[PROBLEM TO WORK ON] Extract all of the entries and set them down verbatim.

[RECORDS SHOWN]
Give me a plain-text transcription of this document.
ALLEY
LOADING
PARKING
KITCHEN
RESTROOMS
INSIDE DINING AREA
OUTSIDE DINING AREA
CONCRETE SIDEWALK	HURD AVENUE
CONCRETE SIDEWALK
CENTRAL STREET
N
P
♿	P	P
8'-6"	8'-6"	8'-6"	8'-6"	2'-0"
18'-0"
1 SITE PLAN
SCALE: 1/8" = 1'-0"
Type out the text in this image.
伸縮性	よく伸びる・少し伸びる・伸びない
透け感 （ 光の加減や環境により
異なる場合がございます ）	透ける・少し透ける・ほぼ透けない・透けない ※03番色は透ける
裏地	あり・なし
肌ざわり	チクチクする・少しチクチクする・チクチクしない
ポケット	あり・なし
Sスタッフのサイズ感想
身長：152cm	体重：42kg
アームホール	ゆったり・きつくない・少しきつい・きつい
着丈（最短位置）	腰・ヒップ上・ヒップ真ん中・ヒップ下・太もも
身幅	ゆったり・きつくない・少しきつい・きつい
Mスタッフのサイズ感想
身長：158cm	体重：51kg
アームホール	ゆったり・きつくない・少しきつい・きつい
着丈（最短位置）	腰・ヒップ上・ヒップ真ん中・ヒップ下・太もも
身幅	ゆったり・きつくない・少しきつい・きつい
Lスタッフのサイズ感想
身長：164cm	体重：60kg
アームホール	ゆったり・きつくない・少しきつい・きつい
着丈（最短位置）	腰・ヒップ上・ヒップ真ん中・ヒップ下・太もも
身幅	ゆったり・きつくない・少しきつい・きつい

[THE SOLUTION]
Give me a plain-text transcription of this document.
ALLEY
LOADING
PARKING
KITCHEN
RESTROOMS
INSIDE DINING AREA
OUTSIDE DINING AREA
CONCRETE SIDEWALK	HURD AVENUE
CONCRETE SIDEWALK
CENTRAL STREET
N
P
♿	P	P
8'-6"	8'-6"	8'-6"	8'-6"	2'-0"
18'-0"
1 SITE PLAN
SCALE: 1/8" = 1'-0"
Type out the text in this image.
伸縮性	よく伸びる・少し伸びる・伸びない
透け感 （ 光の加減や環境により
異なる場合がございます ）	透ける・少し透ける・ほぼ透けない・透けない ※03番色は透ける
裏地	あり・なし
肌ざわり	チクチクする・少しチクチクする・チクチクしない
ポケット	あり・なし
Sスタッフのサイズ感想
身長：152cm	体重：42kg
アームホール	ゆったり・きつくない・少しきつい・きつい
着丈（最短位置）	腰・ヒップ上・ヒップ真ん中・ヒップ下・太もも
身幅	ゆったり・きつくない・少しきつい・きつい
Mスタッフのサイズ感想
身長：158cm	体重：51kg
アームホール	ゆったり・きつくない・少しきつい・きつい
着丈（最短位置）	腰・ヒップ上・ヒップ真ん中・ヒップ下・太もも
身幅	ゆったり・きつくない・少しきつい・きつい
Lスタッフのサイズ感想
身長：164cm	体重：60kg
アームホール	ゆったり・きつくない・少しきつい・きつい
着丈（最短位置）	腰・ヒップ上・ヒップ真ん中・ヒップ下・太もも
身幅	ゆったり・きつくない・少しきつい・きつい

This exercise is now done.